>> Begin

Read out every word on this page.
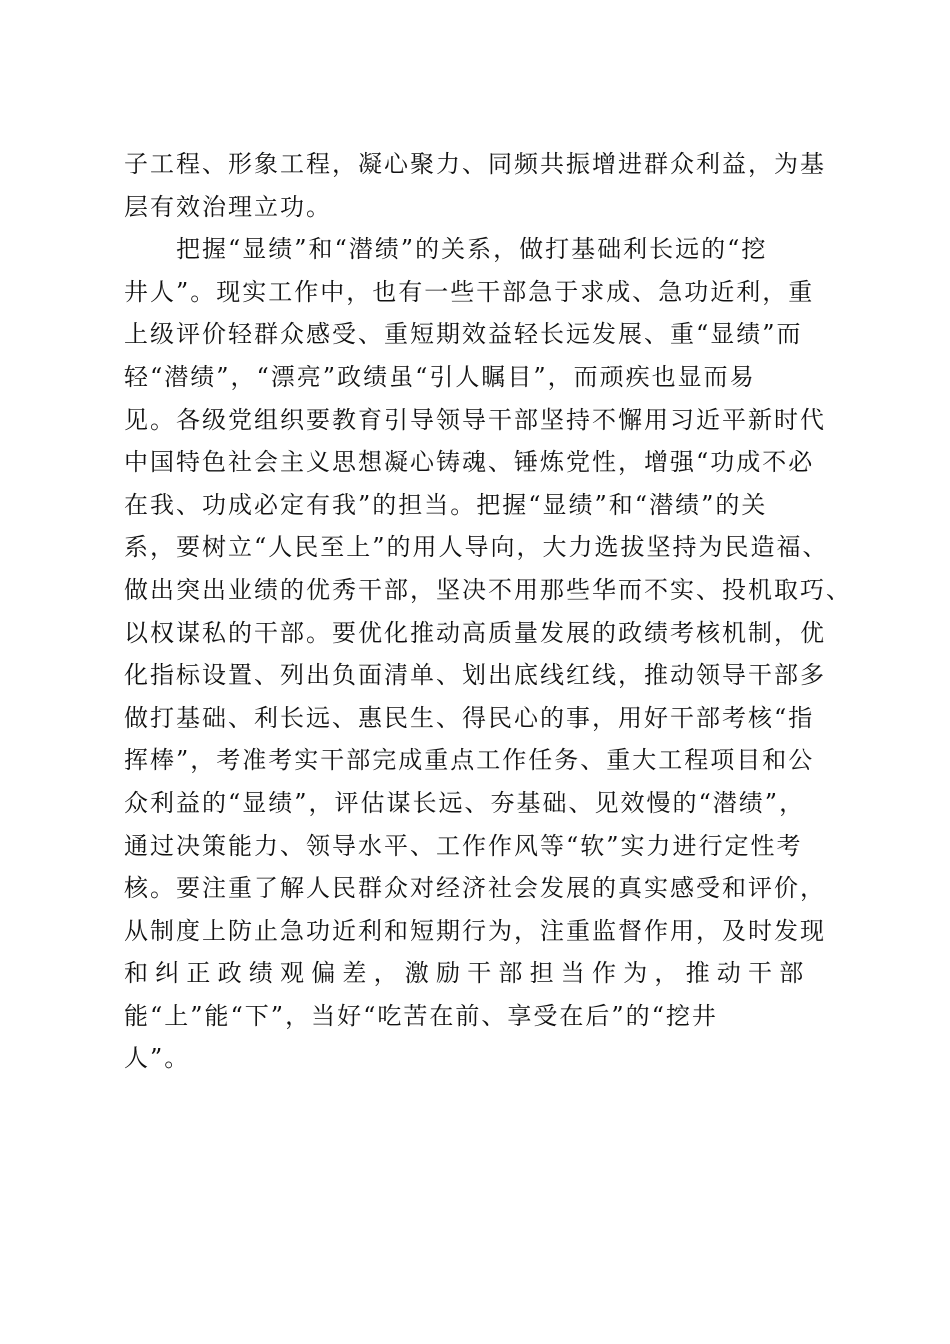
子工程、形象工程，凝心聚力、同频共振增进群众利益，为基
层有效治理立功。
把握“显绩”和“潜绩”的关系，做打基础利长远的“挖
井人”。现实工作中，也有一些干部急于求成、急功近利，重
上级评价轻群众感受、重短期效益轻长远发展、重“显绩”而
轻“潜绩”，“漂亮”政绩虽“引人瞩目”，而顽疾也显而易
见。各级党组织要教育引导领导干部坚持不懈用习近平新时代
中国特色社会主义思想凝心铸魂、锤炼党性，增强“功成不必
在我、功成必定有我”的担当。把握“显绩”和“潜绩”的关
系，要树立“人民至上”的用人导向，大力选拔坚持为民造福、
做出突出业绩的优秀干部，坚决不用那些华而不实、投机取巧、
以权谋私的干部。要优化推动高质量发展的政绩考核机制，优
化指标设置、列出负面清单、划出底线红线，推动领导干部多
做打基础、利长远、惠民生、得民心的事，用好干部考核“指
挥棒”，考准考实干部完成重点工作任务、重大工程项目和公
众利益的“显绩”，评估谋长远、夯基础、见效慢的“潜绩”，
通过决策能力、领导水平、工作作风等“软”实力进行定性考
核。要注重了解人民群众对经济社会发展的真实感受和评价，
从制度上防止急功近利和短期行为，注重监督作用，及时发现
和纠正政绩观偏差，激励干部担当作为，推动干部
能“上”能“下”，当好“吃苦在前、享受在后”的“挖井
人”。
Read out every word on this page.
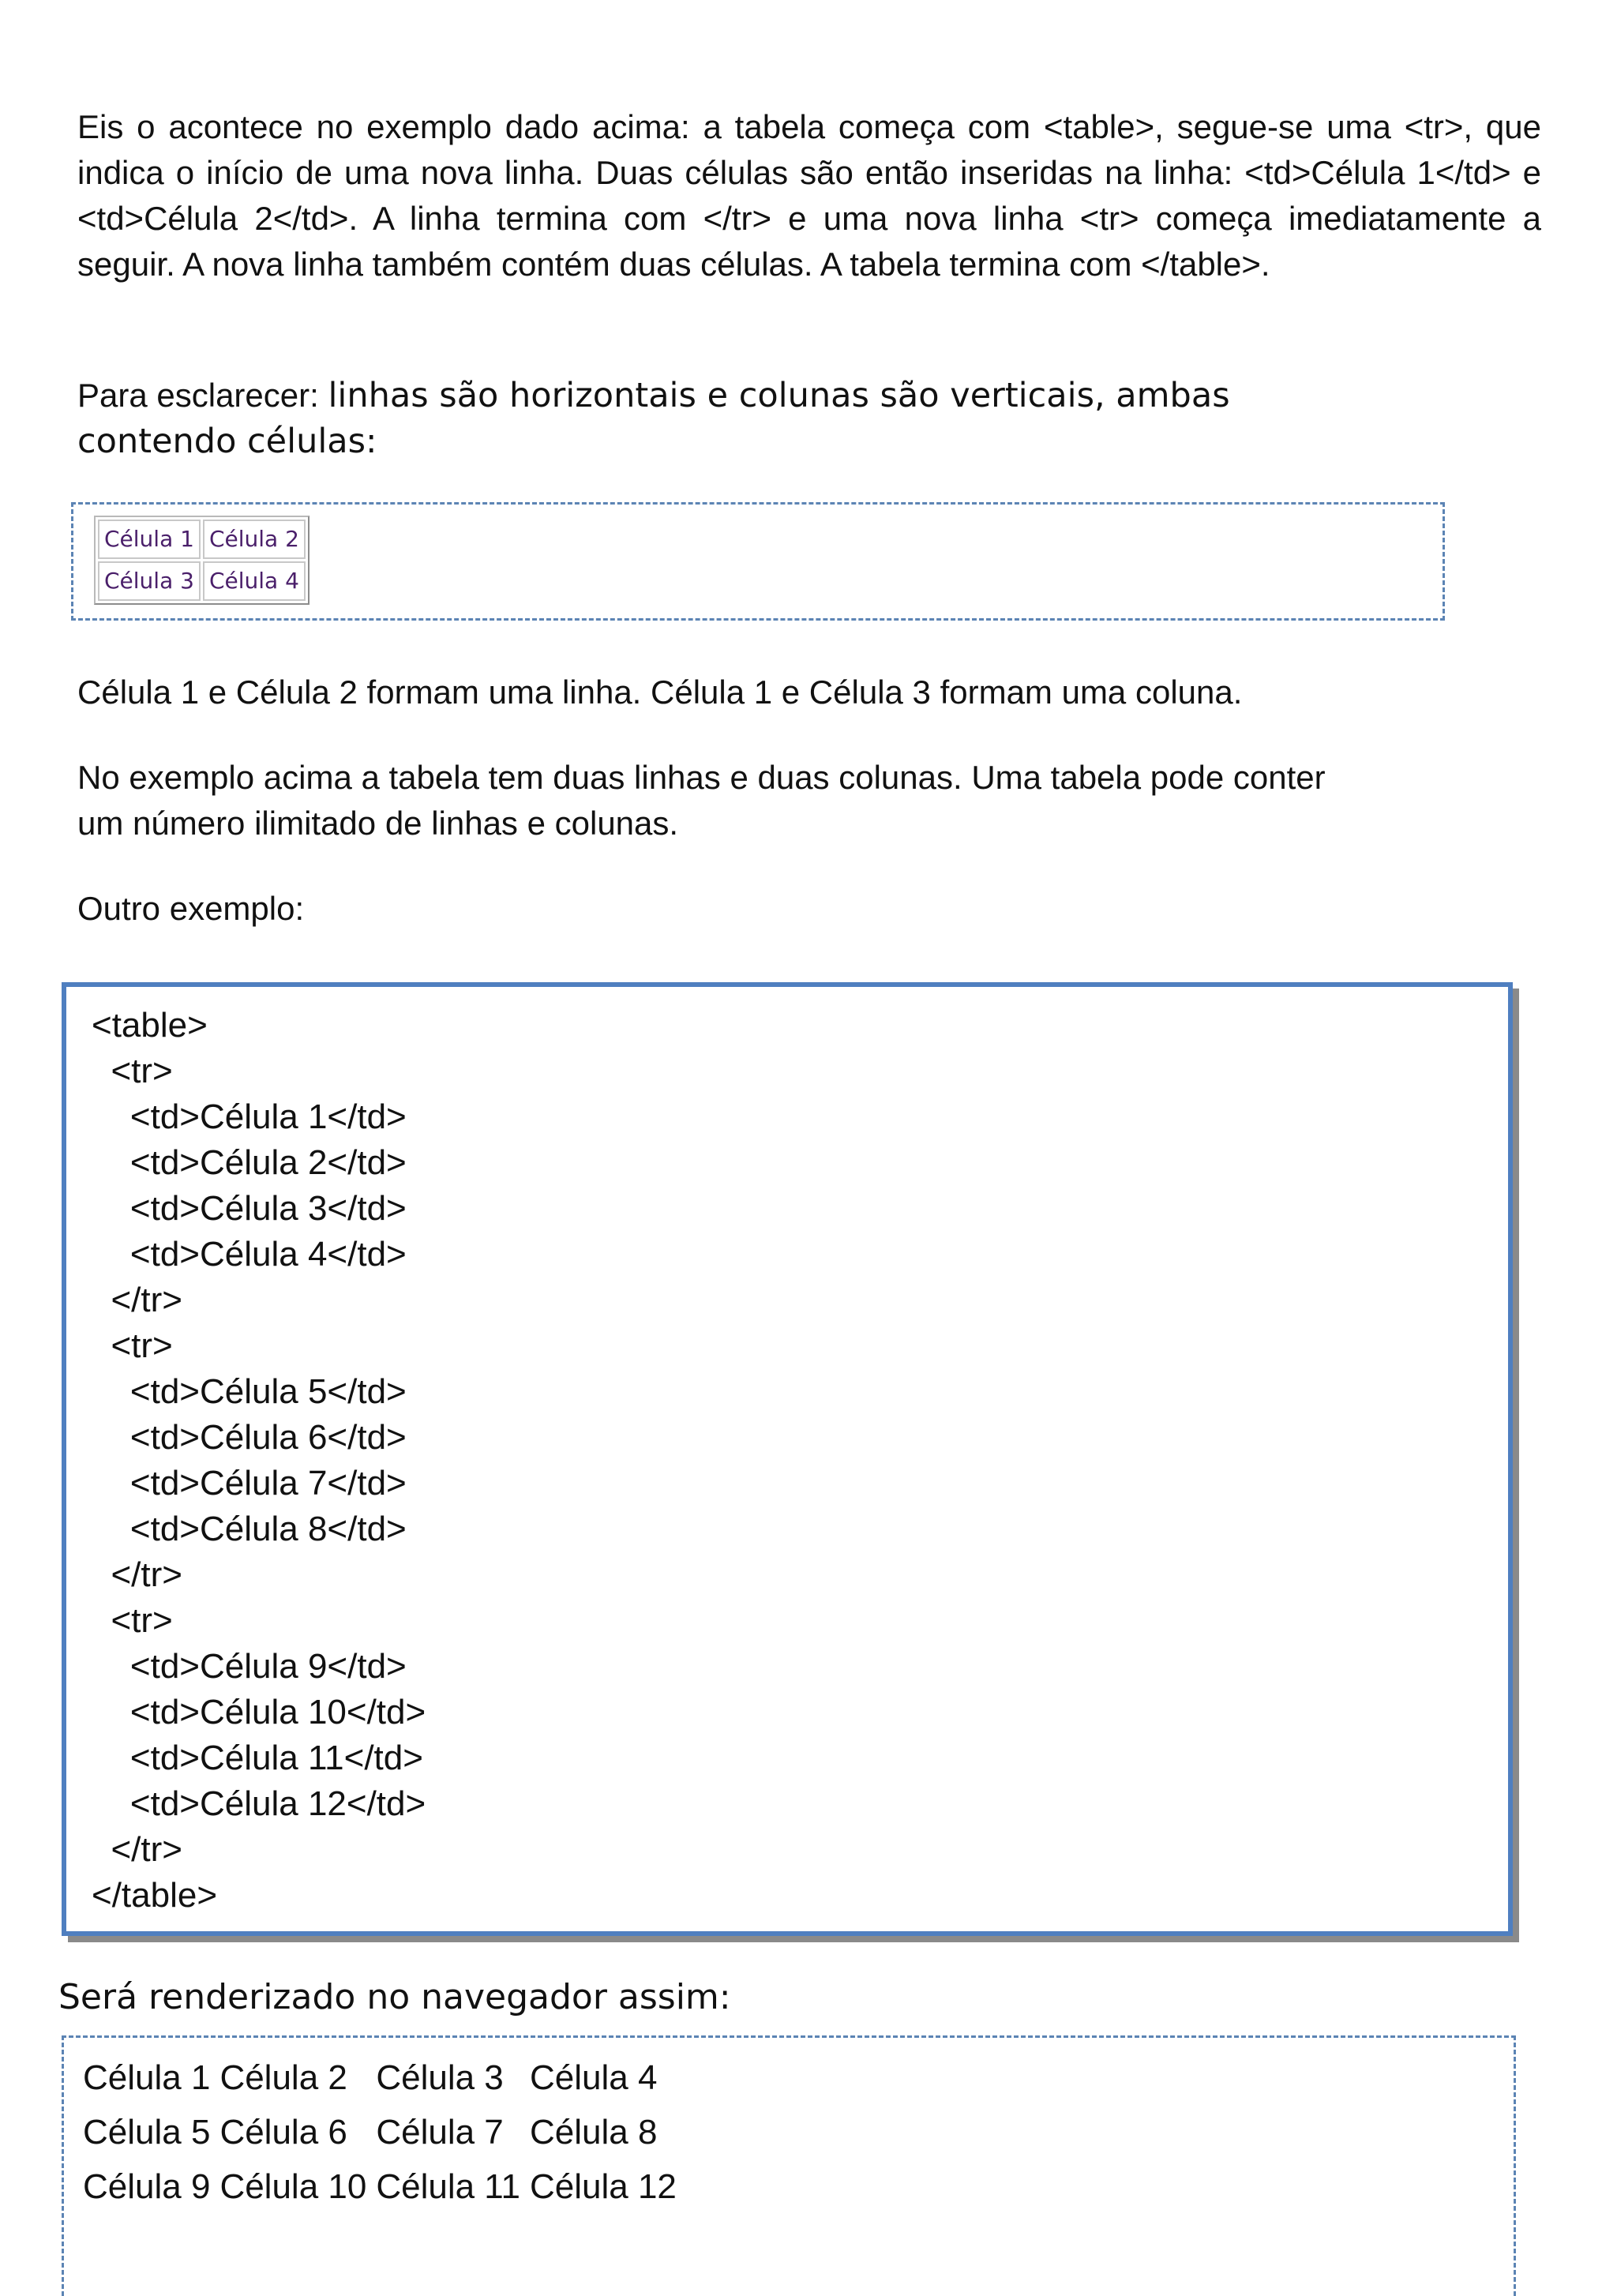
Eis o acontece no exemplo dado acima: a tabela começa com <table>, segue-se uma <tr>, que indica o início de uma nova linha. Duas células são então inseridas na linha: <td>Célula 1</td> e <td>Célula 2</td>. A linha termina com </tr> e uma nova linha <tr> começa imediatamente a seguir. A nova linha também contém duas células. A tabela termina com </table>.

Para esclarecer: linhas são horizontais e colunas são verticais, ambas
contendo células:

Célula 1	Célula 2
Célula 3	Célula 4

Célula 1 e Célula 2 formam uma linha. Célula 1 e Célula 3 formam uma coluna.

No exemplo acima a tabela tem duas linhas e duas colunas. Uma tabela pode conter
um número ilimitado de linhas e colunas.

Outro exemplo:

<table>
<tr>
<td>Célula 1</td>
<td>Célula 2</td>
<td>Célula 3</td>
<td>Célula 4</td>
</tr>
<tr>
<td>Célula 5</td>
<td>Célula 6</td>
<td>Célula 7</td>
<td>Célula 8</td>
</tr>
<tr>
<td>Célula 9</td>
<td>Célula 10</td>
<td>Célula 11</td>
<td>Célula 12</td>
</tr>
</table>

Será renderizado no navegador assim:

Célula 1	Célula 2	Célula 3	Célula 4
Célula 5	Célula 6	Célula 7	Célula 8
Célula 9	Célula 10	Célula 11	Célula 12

>> End

## WORK TO DO
Write the full listing out again with every line unchanged, but include no pictures.

## COMPLETE OUTPUT
Read out every word on this page.
子工程、形象工程，凝心聚力、同频共振增进群众利益，为基
层有效治理立功。
把握“显绩”和“潜绩”的关系，做打基础利长远的“挖
井人”。现实工作中，也有一些干部急于求成、急功近利，重
上级评价轻群众感受、重短期效益轻长远发展、重“显绩”而
轻“潜绩”，“漂亮”政绩虽“引人瞩目”，而顽疾也显而易
见。各级党组织要教育引导领导干部坚持不懈用习近平新时代
中国特色社会主义思想凝心铸魂、锤炼党性，增强“功成不必
在我、功成必定有我”的担当。把握“显绩”和“潜绩”的关
系，要树立“人民至上”的用人导向，大力选拔坚持为民造福、
做出突出业绩的优秀干部，坚决不用那些华而不实、投机取巧、
以权谋私的干部。要优化推动高质量发展的政绩考核机制，优
化指标设置、列出负面清单、划出底线红线，推动领导干部多
做打基础、利长远、惠民生、得民心的事，用好干部考核“指
挥棒”，考准考实干部完成重点工作任务、重大工程项目和公
众利益的“显绩”，评估谋长远、夯基础、见效慢的“潜绩”，
通过决策能力、领导水平、工作作风等“软”实力进行定性考
核。要注重了解人民群众对经济社会发展的真实感受和评价，
从制度上防止急功近利和短期行为，注重监督作用，及时发现
和纠正政绩观偏差，激励干部担当作为，推动干部
能“上”能“下”，当好“吃苦在前、享受在后”的“挖井
人”。
Read out every word on this page.
Eis o acontece no exemplo dado acima: a tabela começa com <table>, segue-se uma <tr>, que indica o início de uma nova linha. Duas células são então inseridas na linha: <td>Célula 1</td> e <td>Célula 2</td>. A linha termina com </tr> e uma nova linha <tr> começa imediatamente a seguir. A nova linha também contém duas células. A tabela termina com </table>.

Para esclarecer: linhas são horizontais e colunas são verticais, ambas
contendo células:

Célula 1	Célula 2
Célula 3	Célula 4

Célula 1 e Célula 2 formam uma linha. Célula 1 e Célula 3 formam uma coluna.

No exemplo acima a tabela tem duas linhas e duas colunas. Uma tabela pode conter
um número ilimitado de linhas e colunas.

Outro exemplo:

<table>
<tr>
<td>Célula 1</td>
<td>Célula 2</td>
<td>Célula 3</td>
<td>Célula 4</td>
</tr>
<tr>
<td>Célula 5</td>
<td>Célula 6</td>
<td>Célula 7</td>
<td>Célula 8</td>
</tr>
<tr>
<td>Célula 9</td>
<td>Célula 10</td>
<td>Célula 11</td>
<td>Célula 12</td>
</tr>
</table>

Será renderizado no navegador assim:

Célula 1	Célula 2	Célula 3	Célula 4
Célula 5	Célula 6	Célula 7	Célula 8
Célula 9	Célula 10	Célula 11	Célula 12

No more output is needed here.